## [Fonte]

· · · ·

Dopo un'ora di questo tran tran ci arrendiamo. Il Pupo continua a digrignare i denti che non ha. Ha vinto. Lo allatto sapendo che si sveglierà ancora, prima dell'alba. Torno a letto che mi fa male tutto: schiena gambe palpebre persino sopracciglia. In lontananza, nel sonno, la Pupa grida qualcosa rivolta a Topolino. Dio la benedica perché, occasionali incubi a parte, almeno lei è in grado di dormire dodici ore filate. Abbraccio da dietro il papà del Pupo, gli accarezzo la schiena. "Domani sera ti invito a casa mia e ti mangio di baci," gli mormoro fingendo di averlo appena incontrato. "Volentieri, bella. Sei uno schianto," fa lui stando al gioco, poi crolla svenuto.
Ce la faremo, è il mio ultimo pensiero prima del black out.

venerdì 24 aprile 2009

La base per ogni rapporto sano è instaurare un bel dialogo

Oggi tesissimo confronto tra me e il Pupo, cinque mesi e mezzo
Lui, guardandomi con intensità: "Gaaaa".
Io: "Pupo, perché hai ripreso a svegliarti due, anche tre volte per notte? Non sai che la mamma è esausta?".
Lui: "Prr".
Io: "Prr a te. Sono stanca davvero, sai? Se tu dormissi almeno cinque o sei ore di fila nessuno si offenderebbe. Anzi ne guadagneremmo in salute e non sarei sempre sull'orlo del collasso".

· · · ·

## [Consegne]
1. Riassumi in un elenco puntato il paragrafo del brano che inizia con "Dopo un'ora di questo tran tran", senza perdere i fatti principali.
2. Ripeti parola per parola il brano, da "Dopo un'ora di" giù fino a "del black out.".

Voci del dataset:
· · · ·

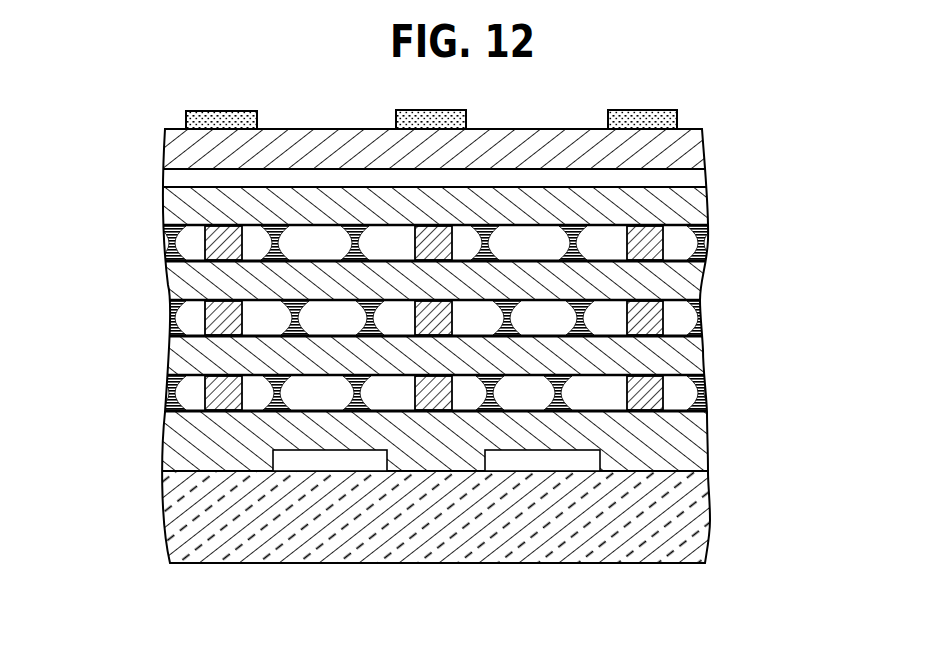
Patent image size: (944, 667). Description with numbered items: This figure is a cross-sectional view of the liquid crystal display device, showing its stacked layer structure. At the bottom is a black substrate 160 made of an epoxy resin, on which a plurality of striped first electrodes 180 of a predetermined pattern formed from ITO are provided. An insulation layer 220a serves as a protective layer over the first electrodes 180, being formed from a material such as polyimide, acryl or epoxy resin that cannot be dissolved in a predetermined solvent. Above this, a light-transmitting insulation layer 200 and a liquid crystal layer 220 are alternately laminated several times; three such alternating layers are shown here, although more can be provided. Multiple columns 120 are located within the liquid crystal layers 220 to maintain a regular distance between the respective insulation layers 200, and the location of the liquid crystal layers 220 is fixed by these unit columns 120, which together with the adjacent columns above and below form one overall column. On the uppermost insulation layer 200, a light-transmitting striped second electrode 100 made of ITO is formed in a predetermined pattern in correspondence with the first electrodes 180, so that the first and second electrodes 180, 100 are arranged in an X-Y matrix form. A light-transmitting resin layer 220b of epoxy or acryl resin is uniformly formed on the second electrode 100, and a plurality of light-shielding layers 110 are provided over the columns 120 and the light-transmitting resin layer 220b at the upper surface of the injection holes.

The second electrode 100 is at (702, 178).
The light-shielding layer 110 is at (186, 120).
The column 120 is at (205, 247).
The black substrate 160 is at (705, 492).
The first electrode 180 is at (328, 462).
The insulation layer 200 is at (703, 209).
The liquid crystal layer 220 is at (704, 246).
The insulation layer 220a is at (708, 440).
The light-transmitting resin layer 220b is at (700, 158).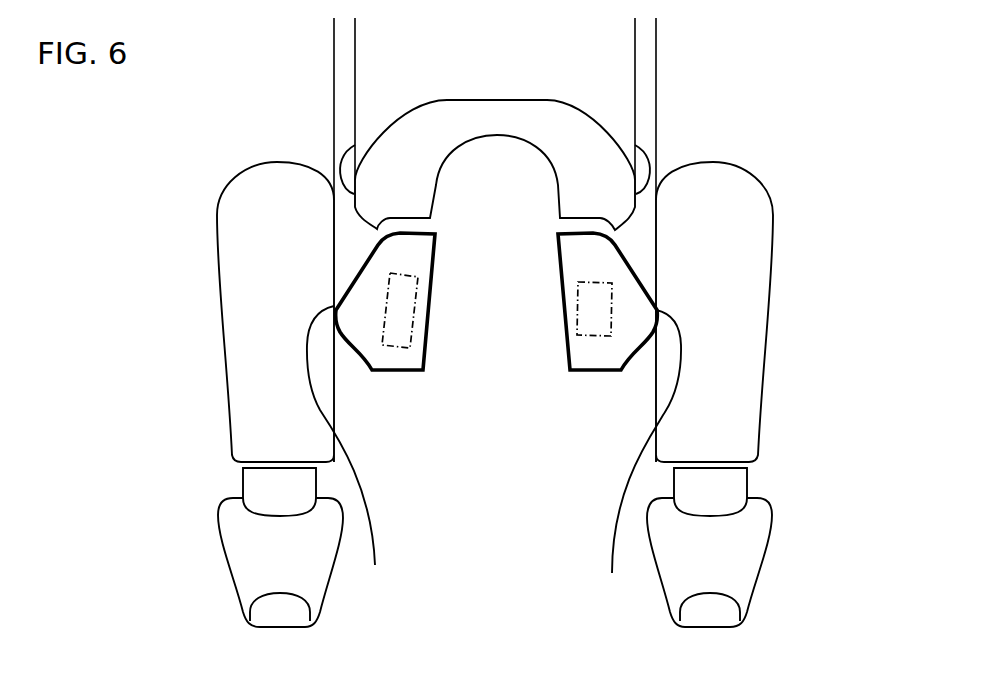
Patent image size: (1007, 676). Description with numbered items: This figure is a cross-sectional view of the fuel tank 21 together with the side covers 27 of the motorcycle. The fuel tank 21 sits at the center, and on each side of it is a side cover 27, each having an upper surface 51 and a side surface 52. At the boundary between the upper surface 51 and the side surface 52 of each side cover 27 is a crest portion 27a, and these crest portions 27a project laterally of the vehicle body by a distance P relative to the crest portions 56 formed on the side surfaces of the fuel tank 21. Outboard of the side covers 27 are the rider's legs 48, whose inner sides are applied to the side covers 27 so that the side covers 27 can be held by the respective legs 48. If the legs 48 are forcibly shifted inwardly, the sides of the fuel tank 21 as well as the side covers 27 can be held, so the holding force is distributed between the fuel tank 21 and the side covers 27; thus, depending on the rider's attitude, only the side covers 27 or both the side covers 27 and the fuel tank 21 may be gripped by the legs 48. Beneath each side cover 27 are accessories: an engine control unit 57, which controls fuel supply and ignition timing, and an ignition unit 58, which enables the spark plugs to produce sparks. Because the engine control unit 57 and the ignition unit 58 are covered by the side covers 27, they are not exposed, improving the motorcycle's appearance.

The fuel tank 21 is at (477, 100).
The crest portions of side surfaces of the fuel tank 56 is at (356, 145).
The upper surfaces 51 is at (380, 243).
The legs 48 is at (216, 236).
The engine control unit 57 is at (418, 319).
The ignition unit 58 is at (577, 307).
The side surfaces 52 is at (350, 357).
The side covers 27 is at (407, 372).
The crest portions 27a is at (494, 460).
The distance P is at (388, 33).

· · · ·

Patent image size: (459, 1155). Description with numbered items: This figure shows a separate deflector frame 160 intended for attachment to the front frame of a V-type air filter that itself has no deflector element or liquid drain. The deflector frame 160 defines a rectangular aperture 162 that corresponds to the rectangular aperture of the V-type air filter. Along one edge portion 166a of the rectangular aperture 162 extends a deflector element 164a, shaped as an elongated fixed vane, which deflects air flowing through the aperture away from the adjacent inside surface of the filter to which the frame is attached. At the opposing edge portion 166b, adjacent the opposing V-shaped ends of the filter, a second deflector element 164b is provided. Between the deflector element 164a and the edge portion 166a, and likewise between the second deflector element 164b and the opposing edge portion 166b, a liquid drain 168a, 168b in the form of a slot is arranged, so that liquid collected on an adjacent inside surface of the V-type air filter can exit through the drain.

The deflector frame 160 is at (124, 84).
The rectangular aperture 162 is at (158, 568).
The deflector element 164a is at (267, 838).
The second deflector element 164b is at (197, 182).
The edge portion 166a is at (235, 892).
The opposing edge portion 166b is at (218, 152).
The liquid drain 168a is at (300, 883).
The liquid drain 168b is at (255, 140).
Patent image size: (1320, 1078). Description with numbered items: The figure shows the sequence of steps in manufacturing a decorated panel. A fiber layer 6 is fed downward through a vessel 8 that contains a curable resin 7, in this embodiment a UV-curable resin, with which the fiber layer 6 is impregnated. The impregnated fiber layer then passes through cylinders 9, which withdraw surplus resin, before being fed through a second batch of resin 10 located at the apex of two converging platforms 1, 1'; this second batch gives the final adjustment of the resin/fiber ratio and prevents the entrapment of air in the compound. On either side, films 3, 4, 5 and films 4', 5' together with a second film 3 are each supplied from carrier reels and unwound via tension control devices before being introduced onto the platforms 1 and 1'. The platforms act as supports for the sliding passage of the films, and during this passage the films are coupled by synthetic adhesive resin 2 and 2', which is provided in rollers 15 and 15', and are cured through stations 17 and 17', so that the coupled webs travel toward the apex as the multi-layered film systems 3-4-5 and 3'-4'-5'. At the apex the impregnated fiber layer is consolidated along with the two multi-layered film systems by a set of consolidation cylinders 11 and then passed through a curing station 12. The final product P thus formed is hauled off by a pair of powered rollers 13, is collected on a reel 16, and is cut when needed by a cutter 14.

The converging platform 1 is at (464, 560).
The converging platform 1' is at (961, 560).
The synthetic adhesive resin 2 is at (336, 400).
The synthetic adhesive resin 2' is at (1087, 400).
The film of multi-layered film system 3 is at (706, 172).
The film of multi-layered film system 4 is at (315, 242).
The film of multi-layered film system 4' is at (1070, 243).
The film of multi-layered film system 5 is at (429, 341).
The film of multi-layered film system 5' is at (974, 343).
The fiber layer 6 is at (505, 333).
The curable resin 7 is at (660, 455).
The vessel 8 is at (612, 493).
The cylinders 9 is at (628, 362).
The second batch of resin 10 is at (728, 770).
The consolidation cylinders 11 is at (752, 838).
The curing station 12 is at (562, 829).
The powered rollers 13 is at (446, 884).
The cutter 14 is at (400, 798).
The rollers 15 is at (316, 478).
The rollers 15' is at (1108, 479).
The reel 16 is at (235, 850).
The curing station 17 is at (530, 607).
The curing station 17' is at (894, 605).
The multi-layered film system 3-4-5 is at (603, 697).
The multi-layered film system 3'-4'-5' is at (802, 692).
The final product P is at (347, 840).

· · · ·

## [Soluzioni]
1.
- Dopo un'ora di questo tran tran arriva la resa: il Pupo, che continua a digrignare i denti che non ha, ha vinto.
- Il Pupo viene allattato, pur sapendo che si risveglierà prima dell'alba.
- Il ritorno a letto avviene con dolori ovunque: schiena, gambe, palpebre, perfino sopracciglia.
- In lontananza la Pupa, nel sonno, grida qualcosa a Topolino. A parte qualche incubo, lei riesce a dormire dodici ore filate.
- Segue un abbraccio al papà del Pupo, con un invito scherzoso a casa per la sera dopo, come se si fossero appena conosciuti.
- Lui sta al gioco, poi crolla addormentato.

2.
Dopo un'ora di questo tran tran ci arrendiamo. Il Pupo continua a digrignare i denti che non ha. Ha vinto. Lo allatto sapendo che si sveglierà ancora, prima dell'alba. Torno a letto che mi fa male tutto: schiena gambe palpebre persino sopracciglia. In lontananza, nel sonno, la Pupa grida qualcosa rivolta a Topolino. Dio la benedica perché, occasionali incubi a parte, almeno lei è in grado di dormire dodici ore filate. Abbraccio da dietro il papà del Pupo, gli accarezzo la schiena. "Domani sera ti invito a casa mia e ti mangio di baci," gli mormoro fingendo di averlo appena incontrato. "Volentieri, bella. Sei uno schianto," fa lui stando al gioco, poi crolla svenuto.
Ce la faremo, è il mio ultimo pensiero prima del black out.